### Source data

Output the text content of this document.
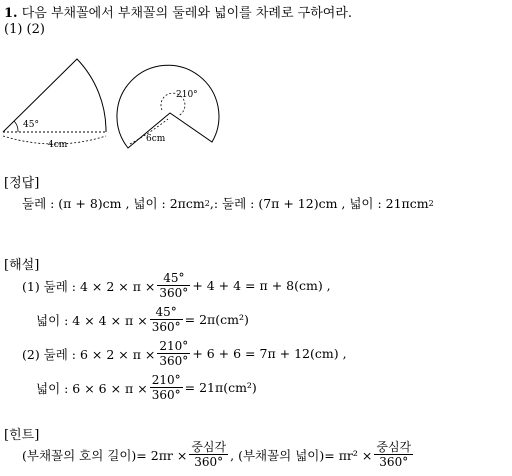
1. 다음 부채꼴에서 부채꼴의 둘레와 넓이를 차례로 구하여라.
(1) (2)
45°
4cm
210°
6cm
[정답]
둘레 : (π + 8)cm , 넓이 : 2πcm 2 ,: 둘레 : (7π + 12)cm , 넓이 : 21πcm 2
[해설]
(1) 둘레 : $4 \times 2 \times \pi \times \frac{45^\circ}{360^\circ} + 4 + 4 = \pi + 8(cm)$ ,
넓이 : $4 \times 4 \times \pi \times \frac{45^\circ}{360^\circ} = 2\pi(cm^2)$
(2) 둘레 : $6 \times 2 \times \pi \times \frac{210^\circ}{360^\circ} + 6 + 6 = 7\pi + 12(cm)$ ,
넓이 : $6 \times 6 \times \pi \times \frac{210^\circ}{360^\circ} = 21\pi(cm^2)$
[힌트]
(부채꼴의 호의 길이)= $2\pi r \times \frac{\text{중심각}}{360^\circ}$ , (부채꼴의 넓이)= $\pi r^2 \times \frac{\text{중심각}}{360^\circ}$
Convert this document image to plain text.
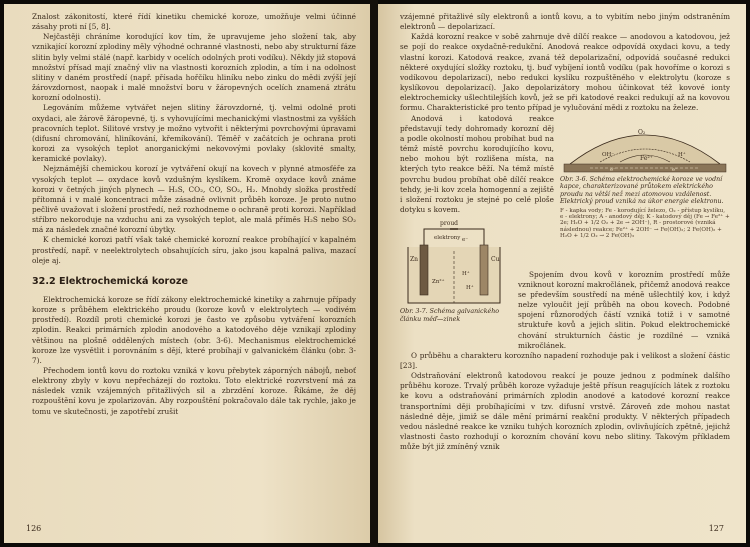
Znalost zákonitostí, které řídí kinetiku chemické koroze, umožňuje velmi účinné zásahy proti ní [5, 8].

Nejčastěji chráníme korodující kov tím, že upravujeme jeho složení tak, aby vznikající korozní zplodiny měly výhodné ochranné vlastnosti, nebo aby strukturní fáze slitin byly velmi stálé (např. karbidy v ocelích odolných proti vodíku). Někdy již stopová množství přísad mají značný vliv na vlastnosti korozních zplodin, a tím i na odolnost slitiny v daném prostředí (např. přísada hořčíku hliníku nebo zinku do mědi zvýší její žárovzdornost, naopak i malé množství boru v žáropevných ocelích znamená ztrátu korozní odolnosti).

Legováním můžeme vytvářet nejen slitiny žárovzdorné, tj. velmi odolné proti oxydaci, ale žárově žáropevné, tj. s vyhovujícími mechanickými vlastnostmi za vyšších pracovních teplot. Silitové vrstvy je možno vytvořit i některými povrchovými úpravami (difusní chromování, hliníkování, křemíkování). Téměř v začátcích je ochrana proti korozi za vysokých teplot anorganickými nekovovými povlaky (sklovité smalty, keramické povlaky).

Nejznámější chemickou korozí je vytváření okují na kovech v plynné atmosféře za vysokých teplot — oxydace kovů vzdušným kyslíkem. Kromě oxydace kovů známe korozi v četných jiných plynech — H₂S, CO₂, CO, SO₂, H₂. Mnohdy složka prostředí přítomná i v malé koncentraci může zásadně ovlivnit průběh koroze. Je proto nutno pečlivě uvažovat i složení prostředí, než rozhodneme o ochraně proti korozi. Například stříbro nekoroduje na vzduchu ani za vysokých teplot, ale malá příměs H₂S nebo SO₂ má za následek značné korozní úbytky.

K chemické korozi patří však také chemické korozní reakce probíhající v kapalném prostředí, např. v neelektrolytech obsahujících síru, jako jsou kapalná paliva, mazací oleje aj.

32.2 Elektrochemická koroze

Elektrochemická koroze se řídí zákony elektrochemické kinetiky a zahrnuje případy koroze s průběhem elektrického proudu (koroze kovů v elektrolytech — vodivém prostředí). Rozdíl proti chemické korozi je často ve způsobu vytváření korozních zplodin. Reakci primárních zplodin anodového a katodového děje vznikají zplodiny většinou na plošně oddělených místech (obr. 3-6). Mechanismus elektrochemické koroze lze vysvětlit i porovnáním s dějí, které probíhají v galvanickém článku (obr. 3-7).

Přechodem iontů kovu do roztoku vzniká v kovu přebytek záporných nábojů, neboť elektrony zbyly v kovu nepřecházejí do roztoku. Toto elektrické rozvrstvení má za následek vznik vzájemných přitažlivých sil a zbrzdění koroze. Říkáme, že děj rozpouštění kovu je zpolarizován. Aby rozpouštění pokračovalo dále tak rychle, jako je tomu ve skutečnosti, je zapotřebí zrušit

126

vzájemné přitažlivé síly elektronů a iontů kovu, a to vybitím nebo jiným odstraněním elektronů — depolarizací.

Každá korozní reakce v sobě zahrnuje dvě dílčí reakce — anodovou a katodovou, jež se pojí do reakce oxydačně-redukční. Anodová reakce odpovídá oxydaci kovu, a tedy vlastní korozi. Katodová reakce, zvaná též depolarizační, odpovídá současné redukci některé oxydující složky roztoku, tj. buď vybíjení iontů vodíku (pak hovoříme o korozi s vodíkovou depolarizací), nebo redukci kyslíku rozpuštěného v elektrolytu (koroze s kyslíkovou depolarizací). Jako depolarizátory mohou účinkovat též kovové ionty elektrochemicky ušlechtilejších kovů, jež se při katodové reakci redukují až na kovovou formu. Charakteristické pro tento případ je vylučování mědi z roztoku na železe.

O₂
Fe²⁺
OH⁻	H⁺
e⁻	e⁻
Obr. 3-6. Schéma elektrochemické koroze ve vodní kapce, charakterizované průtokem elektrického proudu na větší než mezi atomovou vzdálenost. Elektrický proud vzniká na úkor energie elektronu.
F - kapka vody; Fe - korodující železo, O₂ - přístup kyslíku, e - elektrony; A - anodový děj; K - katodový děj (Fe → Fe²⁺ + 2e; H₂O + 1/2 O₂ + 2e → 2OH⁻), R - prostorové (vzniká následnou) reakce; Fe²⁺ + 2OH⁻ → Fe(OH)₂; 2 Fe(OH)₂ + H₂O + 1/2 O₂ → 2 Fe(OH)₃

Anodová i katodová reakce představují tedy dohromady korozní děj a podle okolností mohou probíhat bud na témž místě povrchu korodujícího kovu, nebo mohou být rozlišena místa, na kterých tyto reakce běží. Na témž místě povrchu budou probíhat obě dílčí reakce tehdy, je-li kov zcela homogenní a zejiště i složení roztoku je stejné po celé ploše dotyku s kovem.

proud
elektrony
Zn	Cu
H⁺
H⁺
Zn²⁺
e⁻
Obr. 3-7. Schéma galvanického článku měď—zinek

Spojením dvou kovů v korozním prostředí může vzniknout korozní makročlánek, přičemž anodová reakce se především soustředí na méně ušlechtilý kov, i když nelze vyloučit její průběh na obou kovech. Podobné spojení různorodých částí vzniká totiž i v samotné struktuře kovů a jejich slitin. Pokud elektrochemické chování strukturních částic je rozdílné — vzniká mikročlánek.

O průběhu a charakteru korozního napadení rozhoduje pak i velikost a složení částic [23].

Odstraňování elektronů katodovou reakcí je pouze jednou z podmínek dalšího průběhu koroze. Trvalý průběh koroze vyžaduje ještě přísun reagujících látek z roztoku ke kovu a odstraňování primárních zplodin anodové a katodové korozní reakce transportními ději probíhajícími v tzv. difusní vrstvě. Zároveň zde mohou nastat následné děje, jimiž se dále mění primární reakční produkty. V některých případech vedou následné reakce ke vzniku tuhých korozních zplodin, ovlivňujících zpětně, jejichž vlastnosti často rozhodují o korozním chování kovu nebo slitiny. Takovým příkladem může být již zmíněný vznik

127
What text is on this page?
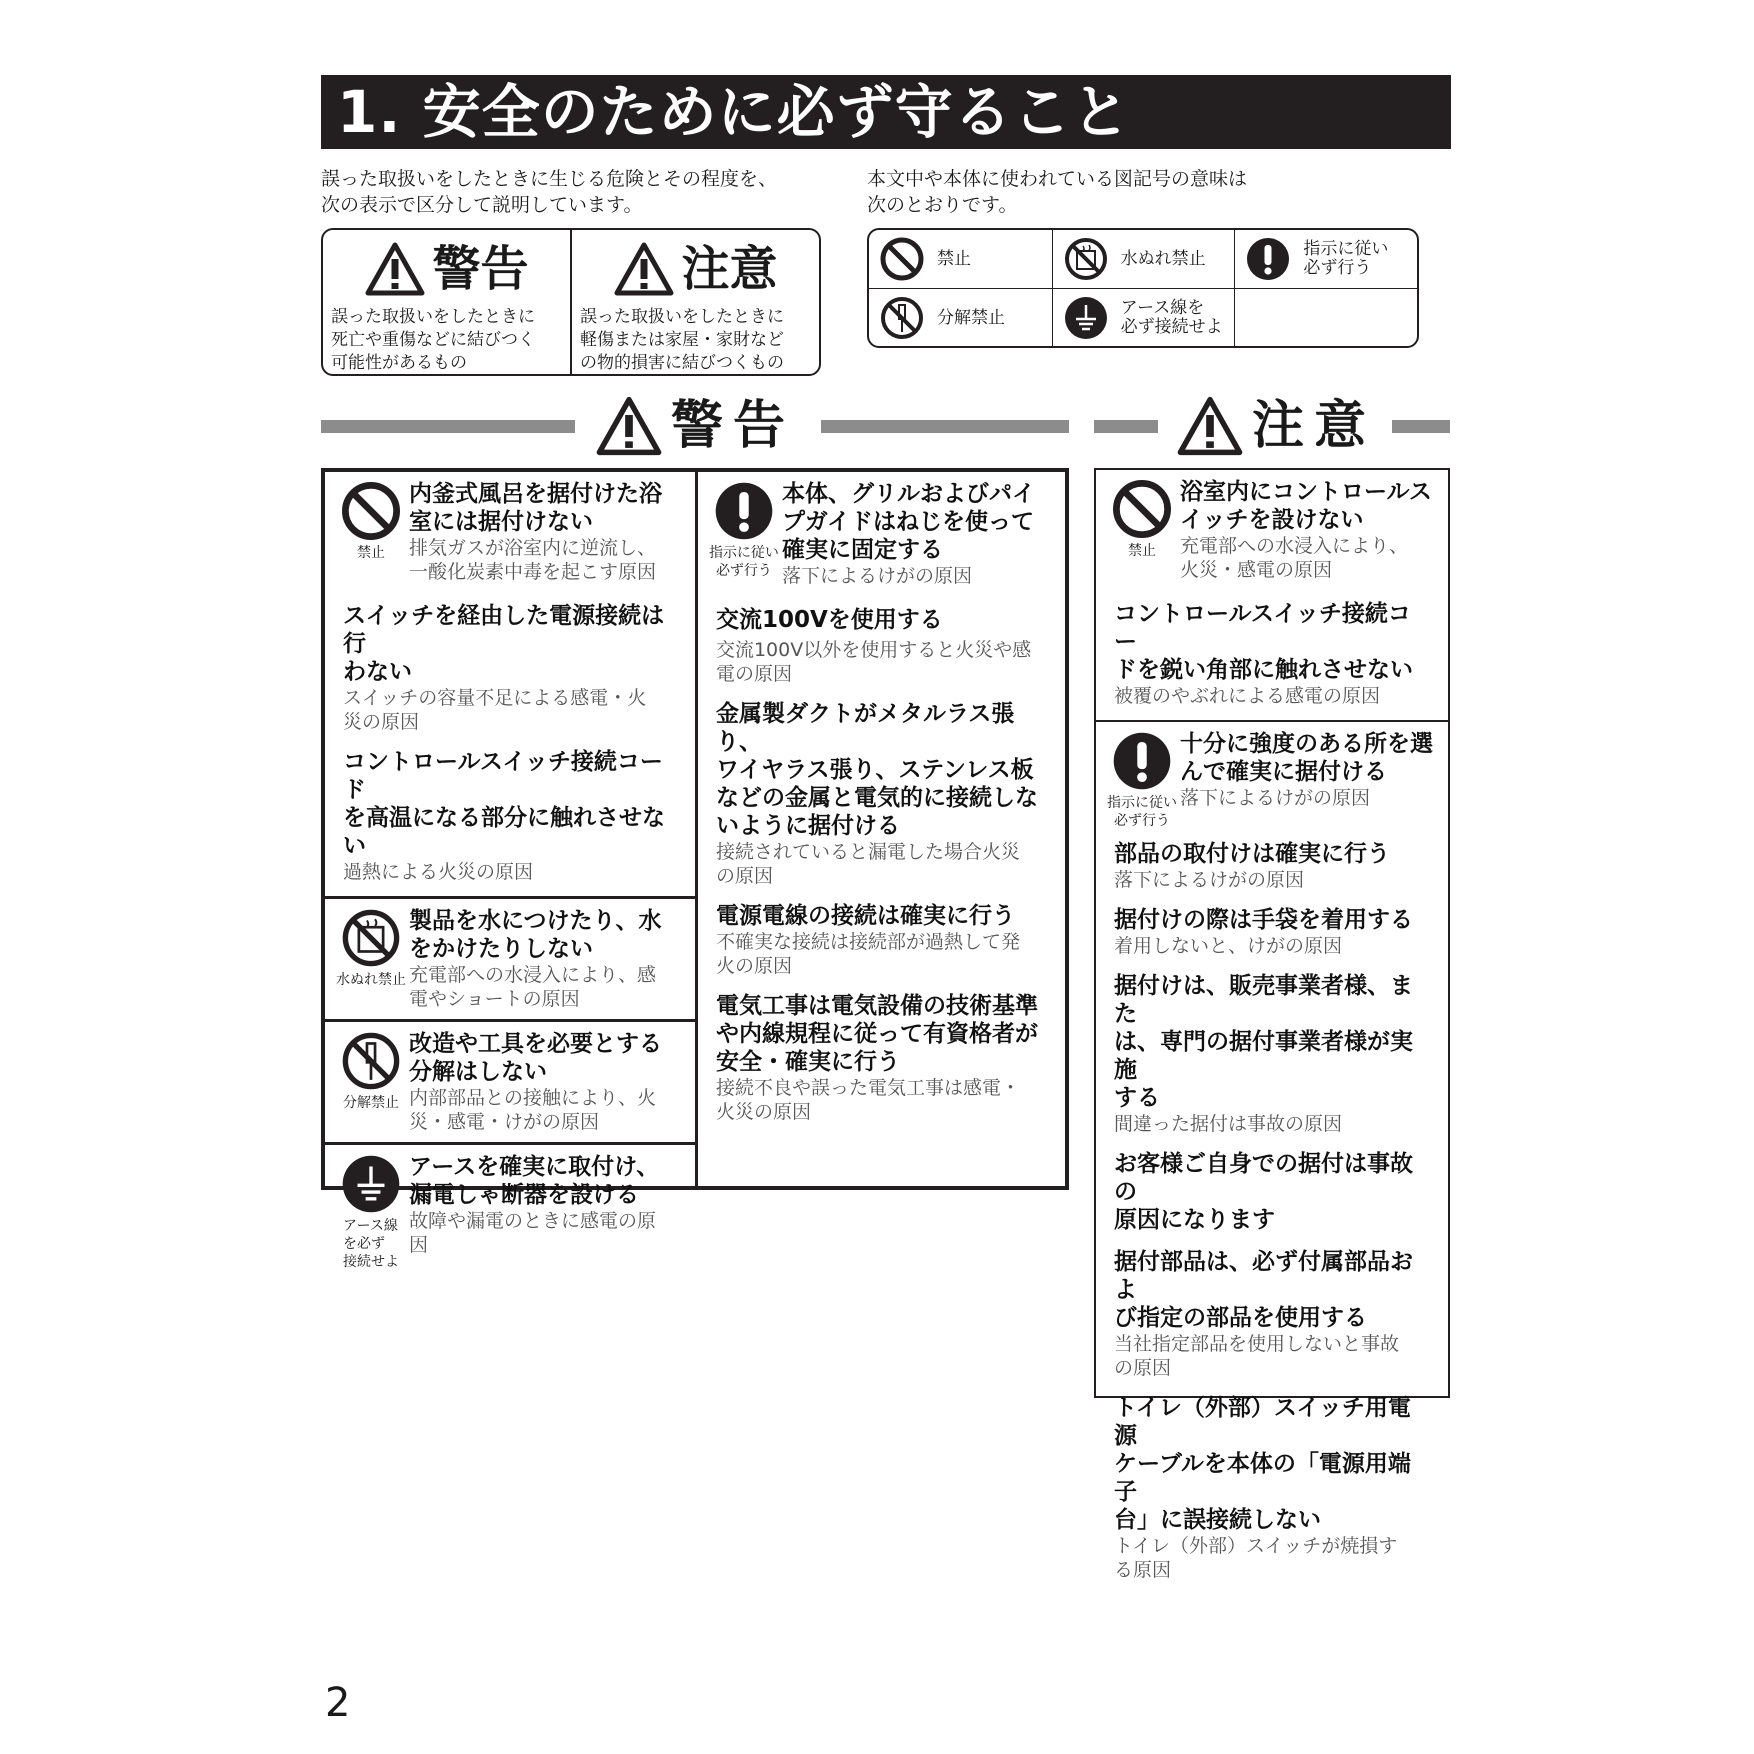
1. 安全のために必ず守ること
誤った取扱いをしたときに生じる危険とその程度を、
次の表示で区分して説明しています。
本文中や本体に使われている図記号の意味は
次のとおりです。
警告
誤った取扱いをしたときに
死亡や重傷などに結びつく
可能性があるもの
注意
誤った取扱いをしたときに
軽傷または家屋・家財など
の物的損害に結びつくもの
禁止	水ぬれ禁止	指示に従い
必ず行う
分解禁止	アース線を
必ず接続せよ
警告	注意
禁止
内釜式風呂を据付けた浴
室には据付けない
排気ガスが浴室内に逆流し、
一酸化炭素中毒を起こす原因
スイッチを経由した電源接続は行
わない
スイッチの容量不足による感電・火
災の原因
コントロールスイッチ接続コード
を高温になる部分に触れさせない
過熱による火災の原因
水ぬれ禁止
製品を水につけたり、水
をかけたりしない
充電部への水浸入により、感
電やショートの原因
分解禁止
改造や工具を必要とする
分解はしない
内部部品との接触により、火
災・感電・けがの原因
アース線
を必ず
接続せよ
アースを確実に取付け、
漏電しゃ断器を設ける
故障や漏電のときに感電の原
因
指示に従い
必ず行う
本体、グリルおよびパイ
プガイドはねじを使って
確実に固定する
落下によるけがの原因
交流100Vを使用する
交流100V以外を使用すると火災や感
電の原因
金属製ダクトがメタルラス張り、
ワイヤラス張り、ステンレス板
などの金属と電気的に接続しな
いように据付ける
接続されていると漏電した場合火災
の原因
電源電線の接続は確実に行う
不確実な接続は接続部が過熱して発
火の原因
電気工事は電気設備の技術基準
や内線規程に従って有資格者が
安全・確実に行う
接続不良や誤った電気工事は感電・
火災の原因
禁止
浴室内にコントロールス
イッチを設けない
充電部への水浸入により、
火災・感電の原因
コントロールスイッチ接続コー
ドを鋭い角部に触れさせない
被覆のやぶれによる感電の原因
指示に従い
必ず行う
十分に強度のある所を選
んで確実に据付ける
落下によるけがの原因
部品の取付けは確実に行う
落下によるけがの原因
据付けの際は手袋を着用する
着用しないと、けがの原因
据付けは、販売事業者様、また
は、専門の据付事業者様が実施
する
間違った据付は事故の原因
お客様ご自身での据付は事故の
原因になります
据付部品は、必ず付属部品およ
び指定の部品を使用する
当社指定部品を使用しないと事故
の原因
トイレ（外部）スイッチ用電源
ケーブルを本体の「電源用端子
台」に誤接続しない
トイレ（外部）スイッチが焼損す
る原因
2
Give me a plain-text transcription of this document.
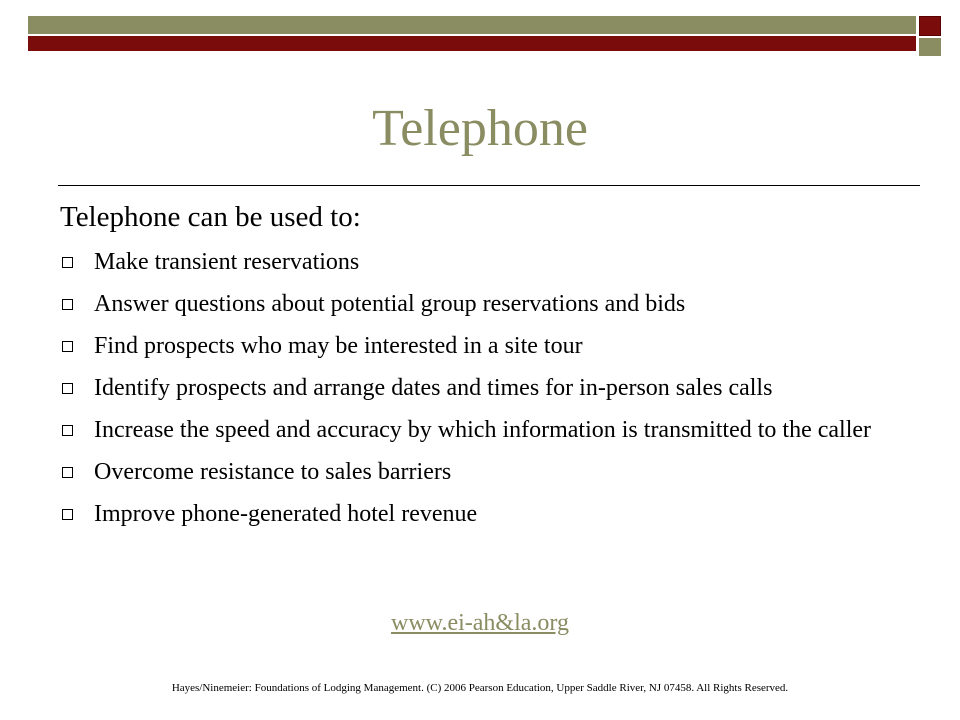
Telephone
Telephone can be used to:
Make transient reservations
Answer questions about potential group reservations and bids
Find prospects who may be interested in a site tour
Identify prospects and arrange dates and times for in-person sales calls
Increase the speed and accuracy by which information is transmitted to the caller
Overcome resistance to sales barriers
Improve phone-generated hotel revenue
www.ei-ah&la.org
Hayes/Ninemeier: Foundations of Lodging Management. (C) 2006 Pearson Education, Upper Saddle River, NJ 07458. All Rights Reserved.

######

## Task objective
Tell how many lines include "děje". The number is the whole answer.

## Full output
2